Find and copy every line in the records that includes the string "compartido".

─── Entries supplied ───

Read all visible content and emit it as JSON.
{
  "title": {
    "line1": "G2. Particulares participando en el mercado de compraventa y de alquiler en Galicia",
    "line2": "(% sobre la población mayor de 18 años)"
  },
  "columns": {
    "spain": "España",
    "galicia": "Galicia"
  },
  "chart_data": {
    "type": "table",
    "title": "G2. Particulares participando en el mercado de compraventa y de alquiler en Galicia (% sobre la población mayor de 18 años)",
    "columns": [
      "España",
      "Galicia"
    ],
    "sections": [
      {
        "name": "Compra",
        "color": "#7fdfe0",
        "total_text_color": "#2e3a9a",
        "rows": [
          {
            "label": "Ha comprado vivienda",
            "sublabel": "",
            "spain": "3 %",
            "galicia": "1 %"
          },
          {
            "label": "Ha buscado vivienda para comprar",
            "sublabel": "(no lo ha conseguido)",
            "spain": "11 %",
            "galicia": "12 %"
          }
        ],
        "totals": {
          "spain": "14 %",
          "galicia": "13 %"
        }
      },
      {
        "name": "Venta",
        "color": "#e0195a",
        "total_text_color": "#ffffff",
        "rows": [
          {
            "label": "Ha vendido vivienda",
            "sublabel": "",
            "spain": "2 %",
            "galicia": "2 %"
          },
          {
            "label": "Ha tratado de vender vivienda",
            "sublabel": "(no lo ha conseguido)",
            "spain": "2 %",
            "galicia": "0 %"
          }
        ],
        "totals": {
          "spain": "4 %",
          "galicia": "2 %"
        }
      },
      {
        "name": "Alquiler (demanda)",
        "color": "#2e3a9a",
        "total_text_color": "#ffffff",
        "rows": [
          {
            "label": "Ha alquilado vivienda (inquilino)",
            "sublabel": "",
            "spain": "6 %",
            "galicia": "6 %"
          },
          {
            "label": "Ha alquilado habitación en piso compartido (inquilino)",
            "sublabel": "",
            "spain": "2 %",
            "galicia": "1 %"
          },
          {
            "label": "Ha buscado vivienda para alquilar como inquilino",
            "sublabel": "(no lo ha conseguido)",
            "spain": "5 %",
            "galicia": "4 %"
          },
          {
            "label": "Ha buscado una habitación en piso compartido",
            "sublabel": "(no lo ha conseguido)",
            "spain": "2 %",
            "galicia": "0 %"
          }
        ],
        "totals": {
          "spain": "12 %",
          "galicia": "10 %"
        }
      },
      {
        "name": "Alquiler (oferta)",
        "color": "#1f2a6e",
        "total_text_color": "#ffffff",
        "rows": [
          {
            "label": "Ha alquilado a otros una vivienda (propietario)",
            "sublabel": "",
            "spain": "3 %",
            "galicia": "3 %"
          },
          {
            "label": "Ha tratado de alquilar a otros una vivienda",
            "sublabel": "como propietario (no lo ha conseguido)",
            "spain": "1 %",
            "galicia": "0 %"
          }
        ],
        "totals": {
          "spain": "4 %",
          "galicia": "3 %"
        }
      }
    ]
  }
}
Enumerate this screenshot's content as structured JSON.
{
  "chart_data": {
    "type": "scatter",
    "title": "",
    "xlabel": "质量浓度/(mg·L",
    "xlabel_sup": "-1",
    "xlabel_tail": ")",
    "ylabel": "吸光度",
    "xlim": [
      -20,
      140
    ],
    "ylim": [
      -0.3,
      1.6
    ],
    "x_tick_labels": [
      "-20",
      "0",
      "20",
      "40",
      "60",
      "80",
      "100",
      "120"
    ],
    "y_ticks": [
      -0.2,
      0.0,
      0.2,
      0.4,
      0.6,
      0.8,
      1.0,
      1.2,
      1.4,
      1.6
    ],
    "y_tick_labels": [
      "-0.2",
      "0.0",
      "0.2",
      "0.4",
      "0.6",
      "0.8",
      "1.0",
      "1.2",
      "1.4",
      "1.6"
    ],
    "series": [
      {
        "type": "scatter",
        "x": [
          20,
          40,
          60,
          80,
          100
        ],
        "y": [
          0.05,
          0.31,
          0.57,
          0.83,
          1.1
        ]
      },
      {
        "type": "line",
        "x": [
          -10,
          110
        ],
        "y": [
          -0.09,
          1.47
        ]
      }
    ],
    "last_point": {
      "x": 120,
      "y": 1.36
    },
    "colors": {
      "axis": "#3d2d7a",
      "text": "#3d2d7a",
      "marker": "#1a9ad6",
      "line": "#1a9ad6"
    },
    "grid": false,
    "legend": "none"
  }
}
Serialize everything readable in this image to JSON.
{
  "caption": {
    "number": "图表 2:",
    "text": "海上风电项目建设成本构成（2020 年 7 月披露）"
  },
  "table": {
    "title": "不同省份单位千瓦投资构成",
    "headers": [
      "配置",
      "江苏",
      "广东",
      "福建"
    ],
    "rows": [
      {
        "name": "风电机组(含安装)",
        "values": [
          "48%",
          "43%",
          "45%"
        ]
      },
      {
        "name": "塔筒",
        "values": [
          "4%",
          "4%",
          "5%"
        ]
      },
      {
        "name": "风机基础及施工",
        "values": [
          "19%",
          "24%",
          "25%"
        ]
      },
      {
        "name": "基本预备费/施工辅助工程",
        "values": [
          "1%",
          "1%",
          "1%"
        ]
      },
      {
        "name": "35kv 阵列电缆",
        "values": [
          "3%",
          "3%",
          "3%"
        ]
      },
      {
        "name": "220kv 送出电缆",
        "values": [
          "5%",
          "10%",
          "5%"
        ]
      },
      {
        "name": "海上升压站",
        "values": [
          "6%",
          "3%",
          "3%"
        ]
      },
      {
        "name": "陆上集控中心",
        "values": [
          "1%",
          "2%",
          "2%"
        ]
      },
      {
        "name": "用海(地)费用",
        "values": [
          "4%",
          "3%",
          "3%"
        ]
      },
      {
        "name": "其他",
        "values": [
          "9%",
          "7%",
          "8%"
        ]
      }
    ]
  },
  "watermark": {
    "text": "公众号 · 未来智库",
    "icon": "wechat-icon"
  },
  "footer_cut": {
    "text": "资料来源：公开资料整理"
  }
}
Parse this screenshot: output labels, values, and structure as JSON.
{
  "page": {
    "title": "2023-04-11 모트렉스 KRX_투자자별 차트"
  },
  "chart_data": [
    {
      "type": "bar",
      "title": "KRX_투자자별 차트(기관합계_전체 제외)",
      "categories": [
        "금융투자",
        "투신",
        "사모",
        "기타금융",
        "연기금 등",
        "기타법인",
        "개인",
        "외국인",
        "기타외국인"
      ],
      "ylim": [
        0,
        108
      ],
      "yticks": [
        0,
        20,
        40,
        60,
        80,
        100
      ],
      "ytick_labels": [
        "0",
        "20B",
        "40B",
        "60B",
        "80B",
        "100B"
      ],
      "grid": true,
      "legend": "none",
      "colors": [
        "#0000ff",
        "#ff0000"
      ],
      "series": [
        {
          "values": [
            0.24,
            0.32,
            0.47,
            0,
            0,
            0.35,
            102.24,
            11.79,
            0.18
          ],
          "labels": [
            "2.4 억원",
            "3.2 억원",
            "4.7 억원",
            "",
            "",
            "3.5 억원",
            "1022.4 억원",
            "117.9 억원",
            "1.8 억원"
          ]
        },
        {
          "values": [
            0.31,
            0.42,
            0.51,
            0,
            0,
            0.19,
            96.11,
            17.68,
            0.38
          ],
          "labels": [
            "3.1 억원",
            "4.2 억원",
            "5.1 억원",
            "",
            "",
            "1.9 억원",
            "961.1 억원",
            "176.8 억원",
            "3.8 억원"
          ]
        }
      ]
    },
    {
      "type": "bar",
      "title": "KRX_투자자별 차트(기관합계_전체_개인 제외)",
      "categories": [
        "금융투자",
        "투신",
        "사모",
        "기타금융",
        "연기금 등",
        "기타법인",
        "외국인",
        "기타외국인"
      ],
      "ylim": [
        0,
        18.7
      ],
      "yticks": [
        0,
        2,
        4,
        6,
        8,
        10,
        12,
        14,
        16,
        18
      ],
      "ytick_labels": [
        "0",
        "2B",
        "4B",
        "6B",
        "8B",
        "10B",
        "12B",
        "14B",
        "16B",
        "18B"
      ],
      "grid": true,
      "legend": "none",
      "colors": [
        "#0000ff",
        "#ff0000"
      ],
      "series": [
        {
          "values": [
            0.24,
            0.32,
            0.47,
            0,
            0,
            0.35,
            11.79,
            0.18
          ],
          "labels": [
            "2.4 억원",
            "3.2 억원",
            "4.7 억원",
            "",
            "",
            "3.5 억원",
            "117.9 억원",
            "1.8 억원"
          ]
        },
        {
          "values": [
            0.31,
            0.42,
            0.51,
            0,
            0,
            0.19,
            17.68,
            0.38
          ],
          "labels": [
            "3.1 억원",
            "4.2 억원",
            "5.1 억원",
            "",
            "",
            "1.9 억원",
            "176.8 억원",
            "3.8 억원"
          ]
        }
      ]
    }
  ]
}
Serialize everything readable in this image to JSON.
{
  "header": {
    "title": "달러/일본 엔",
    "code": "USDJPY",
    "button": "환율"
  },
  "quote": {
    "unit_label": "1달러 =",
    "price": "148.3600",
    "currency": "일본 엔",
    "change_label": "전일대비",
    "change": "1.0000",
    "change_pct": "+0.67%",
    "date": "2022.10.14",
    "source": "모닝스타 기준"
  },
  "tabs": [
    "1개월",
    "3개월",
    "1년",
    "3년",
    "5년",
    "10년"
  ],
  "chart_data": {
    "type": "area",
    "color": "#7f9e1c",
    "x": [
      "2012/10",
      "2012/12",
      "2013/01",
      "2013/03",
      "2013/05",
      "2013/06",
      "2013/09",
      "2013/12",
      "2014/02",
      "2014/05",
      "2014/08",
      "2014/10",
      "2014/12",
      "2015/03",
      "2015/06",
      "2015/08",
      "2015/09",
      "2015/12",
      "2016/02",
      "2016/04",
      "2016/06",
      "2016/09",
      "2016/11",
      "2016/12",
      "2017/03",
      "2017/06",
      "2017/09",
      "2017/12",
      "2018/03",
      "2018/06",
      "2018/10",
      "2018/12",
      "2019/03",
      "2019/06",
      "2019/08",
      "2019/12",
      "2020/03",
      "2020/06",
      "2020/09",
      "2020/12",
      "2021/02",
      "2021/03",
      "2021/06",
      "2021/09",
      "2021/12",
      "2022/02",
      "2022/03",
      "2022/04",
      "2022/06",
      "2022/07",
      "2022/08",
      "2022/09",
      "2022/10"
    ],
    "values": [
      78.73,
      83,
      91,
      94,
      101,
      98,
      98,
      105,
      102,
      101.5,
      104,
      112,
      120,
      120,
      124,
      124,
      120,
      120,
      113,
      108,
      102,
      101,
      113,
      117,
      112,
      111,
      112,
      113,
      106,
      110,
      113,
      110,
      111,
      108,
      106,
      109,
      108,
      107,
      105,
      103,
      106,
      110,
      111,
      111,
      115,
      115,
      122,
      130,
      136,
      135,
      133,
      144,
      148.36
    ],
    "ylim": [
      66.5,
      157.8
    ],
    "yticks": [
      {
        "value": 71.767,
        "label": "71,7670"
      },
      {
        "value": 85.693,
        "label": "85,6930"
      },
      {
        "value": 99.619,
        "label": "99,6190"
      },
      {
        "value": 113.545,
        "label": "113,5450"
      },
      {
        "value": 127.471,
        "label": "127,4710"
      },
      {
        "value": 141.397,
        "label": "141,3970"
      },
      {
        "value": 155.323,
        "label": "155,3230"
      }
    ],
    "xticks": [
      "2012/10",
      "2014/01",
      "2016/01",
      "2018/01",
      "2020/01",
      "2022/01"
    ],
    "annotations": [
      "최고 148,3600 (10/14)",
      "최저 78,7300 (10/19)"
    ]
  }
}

───

Worked answer:
            "label": "Ha alquilado habitación en piso compartido (inquilino)",
            "label": "Ha buscado una habitación en piso compartido",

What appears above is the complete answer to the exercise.